EXERCISE DETAILS:
Will you print the material below without altering a single character?
#### GIVEN RECORDS ####
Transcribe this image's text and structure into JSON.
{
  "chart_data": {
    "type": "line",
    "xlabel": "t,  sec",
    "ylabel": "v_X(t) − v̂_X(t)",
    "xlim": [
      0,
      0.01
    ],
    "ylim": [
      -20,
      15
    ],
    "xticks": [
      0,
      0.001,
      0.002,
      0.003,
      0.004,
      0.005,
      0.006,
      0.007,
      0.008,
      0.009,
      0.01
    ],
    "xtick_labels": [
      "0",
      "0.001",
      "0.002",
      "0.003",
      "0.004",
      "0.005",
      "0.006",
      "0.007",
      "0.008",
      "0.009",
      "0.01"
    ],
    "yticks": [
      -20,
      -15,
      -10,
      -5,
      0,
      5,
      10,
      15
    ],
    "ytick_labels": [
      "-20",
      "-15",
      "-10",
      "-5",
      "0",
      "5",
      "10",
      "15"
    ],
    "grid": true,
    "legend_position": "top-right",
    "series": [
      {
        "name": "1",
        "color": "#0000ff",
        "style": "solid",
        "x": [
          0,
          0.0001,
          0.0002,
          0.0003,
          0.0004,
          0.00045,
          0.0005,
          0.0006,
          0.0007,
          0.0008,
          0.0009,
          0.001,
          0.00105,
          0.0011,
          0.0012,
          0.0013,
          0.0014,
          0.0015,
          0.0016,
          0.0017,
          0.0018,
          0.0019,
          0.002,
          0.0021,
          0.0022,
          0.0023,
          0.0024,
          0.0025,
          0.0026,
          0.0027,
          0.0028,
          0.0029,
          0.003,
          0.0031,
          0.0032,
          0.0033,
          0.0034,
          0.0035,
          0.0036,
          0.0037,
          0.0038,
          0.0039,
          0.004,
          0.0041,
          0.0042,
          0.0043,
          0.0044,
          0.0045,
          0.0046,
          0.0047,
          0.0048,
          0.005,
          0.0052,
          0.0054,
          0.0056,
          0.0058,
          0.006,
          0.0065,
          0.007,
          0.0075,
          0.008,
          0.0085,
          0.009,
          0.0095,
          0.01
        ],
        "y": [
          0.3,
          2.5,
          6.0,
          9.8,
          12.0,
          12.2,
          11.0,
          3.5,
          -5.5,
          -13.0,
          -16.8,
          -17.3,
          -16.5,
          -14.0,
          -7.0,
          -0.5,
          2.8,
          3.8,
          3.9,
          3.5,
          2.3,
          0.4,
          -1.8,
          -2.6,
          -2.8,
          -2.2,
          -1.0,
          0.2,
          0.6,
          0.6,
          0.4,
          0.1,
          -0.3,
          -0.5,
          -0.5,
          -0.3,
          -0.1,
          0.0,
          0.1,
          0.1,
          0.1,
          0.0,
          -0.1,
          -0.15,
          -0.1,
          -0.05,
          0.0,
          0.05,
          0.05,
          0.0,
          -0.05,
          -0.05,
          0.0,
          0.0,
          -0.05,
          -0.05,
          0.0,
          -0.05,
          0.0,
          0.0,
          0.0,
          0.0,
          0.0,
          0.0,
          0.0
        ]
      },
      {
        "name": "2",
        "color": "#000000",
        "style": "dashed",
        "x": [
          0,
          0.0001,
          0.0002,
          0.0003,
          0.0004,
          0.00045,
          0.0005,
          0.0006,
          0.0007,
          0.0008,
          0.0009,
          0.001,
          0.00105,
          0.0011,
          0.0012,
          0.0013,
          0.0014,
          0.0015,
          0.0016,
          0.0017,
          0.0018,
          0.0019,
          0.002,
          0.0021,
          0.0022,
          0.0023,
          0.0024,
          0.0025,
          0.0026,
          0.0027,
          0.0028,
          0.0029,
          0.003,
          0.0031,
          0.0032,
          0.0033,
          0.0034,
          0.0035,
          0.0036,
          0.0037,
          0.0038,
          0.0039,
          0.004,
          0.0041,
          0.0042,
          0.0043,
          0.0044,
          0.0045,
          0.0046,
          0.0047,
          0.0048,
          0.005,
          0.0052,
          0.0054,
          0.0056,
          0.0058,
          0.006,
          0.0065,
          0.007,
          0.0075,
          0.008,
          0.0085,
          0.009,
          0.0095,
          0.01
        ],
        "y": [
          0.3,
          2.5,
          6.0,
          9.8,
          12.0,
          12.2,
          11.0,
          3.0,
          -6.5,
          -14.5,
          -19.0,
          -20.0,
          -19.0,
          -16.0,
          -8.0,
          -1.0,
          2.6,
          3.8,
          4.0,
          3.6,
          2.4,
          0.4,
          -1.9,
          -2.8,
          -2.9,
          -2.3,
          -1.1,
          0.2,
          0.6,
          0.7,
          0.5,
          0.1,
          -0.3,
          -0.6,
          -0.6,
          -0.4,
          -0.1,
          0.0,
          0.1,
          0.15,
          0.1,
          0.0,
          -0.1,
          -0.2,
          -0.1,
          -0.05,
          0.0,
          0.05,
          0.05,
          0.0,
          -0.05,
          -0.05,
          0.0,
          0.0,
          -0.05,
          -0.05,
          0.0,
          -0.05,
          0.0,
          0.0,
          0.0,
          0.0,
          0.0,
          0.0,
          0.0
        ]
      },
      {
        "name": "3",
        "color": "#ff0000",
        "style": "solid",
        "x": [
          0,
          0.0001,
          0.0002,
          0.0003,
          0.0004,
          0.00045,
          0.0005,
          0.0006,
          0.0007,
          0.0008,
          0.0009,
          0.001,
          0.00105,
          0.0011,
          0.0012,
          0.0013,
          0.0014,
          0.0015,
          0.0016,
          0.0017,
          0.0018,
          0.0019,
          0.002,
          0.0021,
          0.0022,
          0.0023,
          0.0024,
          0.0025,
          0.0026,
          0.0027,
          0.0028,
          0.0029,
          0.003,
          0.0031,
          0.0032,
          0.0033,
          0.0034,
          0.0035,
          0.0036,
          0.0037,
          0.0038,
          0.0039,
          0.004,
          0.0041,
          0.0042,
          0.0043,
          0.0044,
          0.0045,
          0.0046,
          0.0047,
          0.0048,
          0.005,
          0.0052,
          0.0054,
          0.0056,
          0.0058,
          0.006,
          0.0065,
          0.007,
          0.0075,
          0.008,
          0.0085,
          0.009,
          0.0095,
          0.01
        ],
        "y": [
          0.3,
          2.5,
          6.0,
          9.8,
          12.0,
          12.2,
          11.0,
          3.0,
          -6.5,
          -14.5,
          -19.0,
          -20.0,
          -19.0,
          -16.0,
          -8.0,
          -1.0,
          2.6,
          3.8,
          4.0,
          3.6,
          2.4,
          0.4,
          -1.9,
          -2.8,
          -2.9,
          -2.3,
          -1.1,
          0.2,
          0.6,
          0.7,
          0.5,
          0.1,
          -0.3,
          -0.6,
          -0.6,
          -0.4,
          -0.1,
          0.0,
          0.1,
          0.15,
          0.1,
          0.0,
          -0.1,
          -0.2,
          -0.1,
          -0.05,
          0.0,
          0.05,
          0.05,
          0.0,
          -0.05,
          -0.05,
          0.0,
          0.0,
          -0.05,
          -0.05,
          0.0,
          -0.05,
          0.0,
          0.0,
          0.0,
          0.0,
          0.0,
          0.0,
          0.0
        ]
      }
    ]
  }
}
####
WRITTEN REPLY:
Transcribe this image's text and structure into JSON.
{
  "chart_data": {
    "type": "line",
    "xlabel": "t,  sec",
    "ylabel": "v_X(t) − v̂_X(t)",
    "xlim": [
      0,
      0.01
    ],
    "ylim": [
      -20,
      15
    ],
    "xticks": [
      0,
      0.001,
      0.002,
      0.003,
      0.004,
      0.005,
      0.006,
      0.007,
      0.008,
      0.009,
      0.01
    ],
    "xtick_labels": [
      "0",
      "0.001",
      "0.002",
      "0.003",
      "0.004",
      "0.005",
      "0.006",
      "0.007",
      "0.008",
      "0.009",
      "0.01"
    ],
    "yticks": [
      -20,
      -15,
      -10,
      -5,
      0,
      5,
      10,
      15
    ],
    "ytick_labels": [
      "-20",
      "-15",
      "-10",
      "-5",
      "0",
      "5",
      "10",
      "15"
    ],
    "grid": true,
    "legend_position": "top-right",
    "series": [
      {
        "name": "1",
        "color": "#0000ff",
        "style": "solid",
        "x": [
          0,
          0.0001,
          0.0002,
          0.0003,
          0.0004,
          0.00045,
          0.0005,
          0.0006,
          0.0007,
          0.0008,
          0.0009,
          0.001,
          0.00105,
          0.0011,
          0.0012,
          0.0013,
          0.0014,
          0.0015,
          0.0016,
          0.0017,
          0.0018,
          0.0019,
          0.002,
          0.0021,
          0.0022,
          0.0023,
          0.0024,
          0.0025,
          0.0026,
          0.0027,
          0.0028,
          0.0029,
          0.003,
          0.0031,
          0.0032,
          0.0033,
          0.0034,
          0.0035,
          0.0036,
          0.0037,
          0.0038,
          0.0039,
          0.004,
          0.0041,
          0.0042,
          0.0043,
          0.0044,
          0.0045,
          0.0046,
          0.0047,
          0.0048,
          0.005,
          0.0052,
          0.0054,
          0.0056,
          0.0058,
          0.006,
          0.0065,
          0.007,
          0.0075,
          0.008,
          0.0085,
          0.009,
          0.0095,
          0.01
        ],
        "y": [
          0.3,
          2.5,
          6.0,
          9.8,
          12.0,
          12.2,
          11.0,
          3.5,
          -5.5,
          -13.0,
          -16.8,
          -17.3,
          -16.5,
          -14.0,
          -7.0,
          -0.5,
          2.8,
          3.8,
          3.9,
          3.5,
          2.3,
          0.4,
          -1.8,
          -2.6,
          -2.8,
          -2.2,
          -1.0,
          0.2,
          0.6,
          0.6,
          0.4,
          0.1,
          -0.3,
          -0.5,
          -0.5,
          -0.3,
          -0.1,
          0.0,
          0.1,
          0.1,
          0.1,
          0.0,
          -0.1,
          -0.15,
          -0.1,
          -0.05,
          0.0,
          0.05,
          0.05,
          0.0,
          -0.05,
          -0.05,
          0.0,
          0.0,
          -0.05,
          -0.05,
          0.0,
          -0.05,
          0.0,
          0.0,
          0.0,
          0.0,
          0.0,
          0.0,
          0.0
        ]
      },
      {
        "name": "2",
        "color": "#000000",
        "style": "dashed",
        "x": [
          0,
          0.0001,
          0.0002,
          0.0003,
          0.0004,
          0.00045,
          0.0005,
          0.0006,
          0.0007,
          0.0008,
          0.0009,
          0.001,
          0.00105,
          0.0011,
          0.0012,
          0.0013,
          0.0014,
          0.0015,
          0.0016,
          0.0017,
          0.0018,
          0.0019,
          0.002,
          0.0021,
          0.0022,
          0.0023,
          0.0024,
          0.0025,
          0.0026,
          0.0027,
          0.0028,
          0.0029,
          0.003,
          0.0031,
          0.0032,
          0.0033,
          0.0034,
          0.0035,
          0.0036,
          0.0037,
          0.0038,
          0.0039,
          0.004,
          0.0041,
          0.0042,
          0.0043,
          0.0044,
          0.0045,
          0.0046,
          0.0047,
          0.0048,
          0.005,
          0.0052,
          0.0054,
          0.0056,
          0.0058,
          0.006,
          0.0065,
          0.007,
          0.0075,
          0.008,
          0.0085,
          0.009,
          0.0095,
          0.01
        ],
        "y": [
          0.3,
          2.5,
          6.0,
          9.8,
          12.0,
          12.2,
          11.0,
          3.0,
          -6.5,
          -14.5,
          -19.0,
          -20.0,
          -19.0,
          -16.0,
          -8.0,
          -1.0,
          2.6,
          3.8,
          4.0,
          3.6,
          2.4,
          0.4,
          -1.9,
          -2.8,
          -2.9,
          -2.3,
          -1.1,
          0.2,
          0.6,
          0.7,
          0.5,
          0.1,
          -0.3,
          -0.6,
          -0.6,
          -0.4,
          -0.1,
          0.0,
          0.1,
          0.15,
          0.1,
          0.0,
          -0.1,
          -0.2,
          -0.1,
          -0.05,
          0.0,
          0.05,
          0.05,
          0.0,
          -0.05,
          -0.05,
          0.0,
          0.0,
          -0.05,
          -0.05,
          0.0,
          -0.05,
          0.0,
          0.0,
          0.0,
          0.0,
          0.0,
          0.0,
          0.0
        ]
      },
      {
        "name": "3",
        "color": "#ff0000",
        "style": "solid",
        "x": [
          0,
          0.0001,
          0.0002,
          0.0003,
          0.0004,
          0.00045,
          0.0005,
          0.0006,
          0.0007,
          0.0008,
          0.0009,
          0.001,
          0.00105,
          0.0011,
          0.0012,
          0.0013,
          0.0014,
          0.0015,
          0.0016,
          0.0017,
          0.0018,
          0.0019,
          0.002,
          0.0021,
          0.0022,
          0.0023,
          0.0024,
          0.0025,
          0.0026,
          0.0027,
          0.0028,
          0.0029,
          0.003,
          0.0031,
          0.0032,
          0.0033,
          0.0034,
          0.0035,
          0.0036,
          0.0037,
          0.0038,
          0.0039,
          0.004,
          0.0041,
          0.0042,
          0.0043,
          0.0044,
          0.0045,
          0.0046,
          0.0047,
          0.0048,
          0.005,
          0.0052,
          0.0054,
          0.0056,
          0.0058,
          0.006,
          0.0065,
          0.007,
          0.0075,
          0.008,
          0.0085,
          0.009,
          0.0095,
          0.01
        ],
        "y": [
          0.3,
          2.5,
          6.0,
          9.8,
          12.0,
          12.2,
          11.0,
          3.0,
          -6.5,
          -14.5,
          -19.0,
          -20.0,
          -19.0,
          -16.0,
          -8.0,
          -1.0,
          2.6,
          3.8,
          4.0,
          3.6,
          2.4,
          0.4,
          -1.9,
          -2.8,
          -2.9,
          -2.3,
          -1.1,
          0.2,
          0.6,
          0.7,
          0.5,
          0.1,
          -0.3,
          -0.6,
          -0.6,
          -0.4,
          -0.1,
          0.0,
          0.1,
          0.15,
          0.1,
          0.0,
          -0.1,
          -0.2,
          -0.1,
          -0.05,
          0.0,
          0.05,
          0.05,
          0.0,
          -0.05,
          -0.05,
          0.0,
          0.0,
          -0.05,
          -0.05,
          0.0,
          -0.05,
          0.0,
          0.0,
          0.0,
          0.0,
          0.0,
          0.0,
          0.0
        ]
      }
    ]
  }
}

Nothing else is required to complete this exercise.